[Figure record extracts]
:::::

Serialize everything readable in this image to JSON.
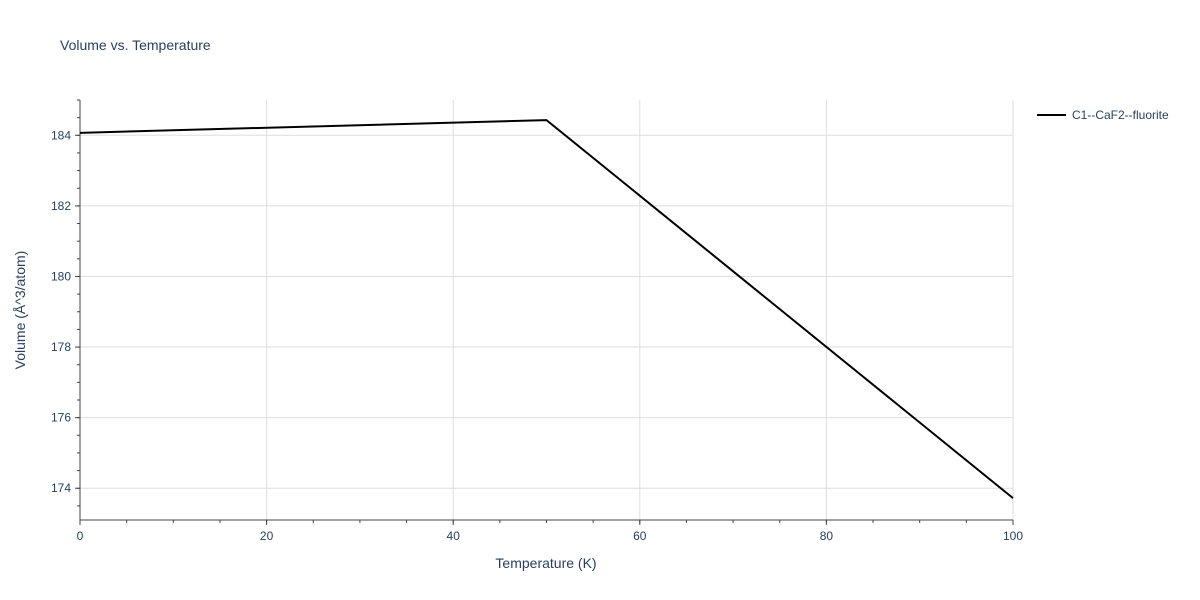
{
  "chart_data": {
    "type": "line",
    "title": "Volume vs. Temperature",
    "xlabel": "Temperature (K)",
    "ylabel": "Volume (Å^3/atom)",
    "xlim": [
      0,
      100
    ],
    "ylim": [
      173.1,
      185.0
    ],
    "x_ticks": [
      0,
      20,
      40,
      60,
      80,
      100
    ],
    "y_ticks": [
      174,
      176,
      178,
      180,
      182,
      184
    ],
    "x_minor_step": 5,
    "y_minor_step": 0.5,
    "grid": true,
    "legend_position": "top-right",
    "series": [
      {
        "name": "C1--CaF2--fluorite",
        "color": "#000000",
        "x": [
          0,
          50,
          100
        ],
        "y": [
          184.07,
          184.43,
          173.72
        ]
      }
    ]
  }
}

:::::

● **YOUR OBJECTIVE**: Print the records above exactly as they stand, but leave out the pictures.

● **RESULT OF THIS EXERCISE**:
Serialize everything readable in this image to JSON.
{
  "chart_data": {
    "type": "line",
    "title": "Volume vs. Temperature",
    "xlabel": "Temperature (K)",
    "ylabel": "Volume (Å^3/atom)",
    "xlim": [
      0,
      100
    ],
    "ylim": [
      173.1,
      185.0
    ],
    "x_ticks": [
      0,
      20,
      40,
      60,
      80,
      100
    ],
    "y_ticks": [
      174,
      176,
      178,
      180,
      182,
      184
    ],
    "x_minor_step": 5,
    "y_minor_step": 0.5,
    "grid": true,
    "legend_position": "top-right",
    "series": [
      {
        "name": "C1--CaF2--fluorite",
        "color": "#000000",
        "x": [
          0,
          50,
          100
        ],
        "y": [
          184.07,
          184.43,
          173.72
        ]
      }
    ]
  }
}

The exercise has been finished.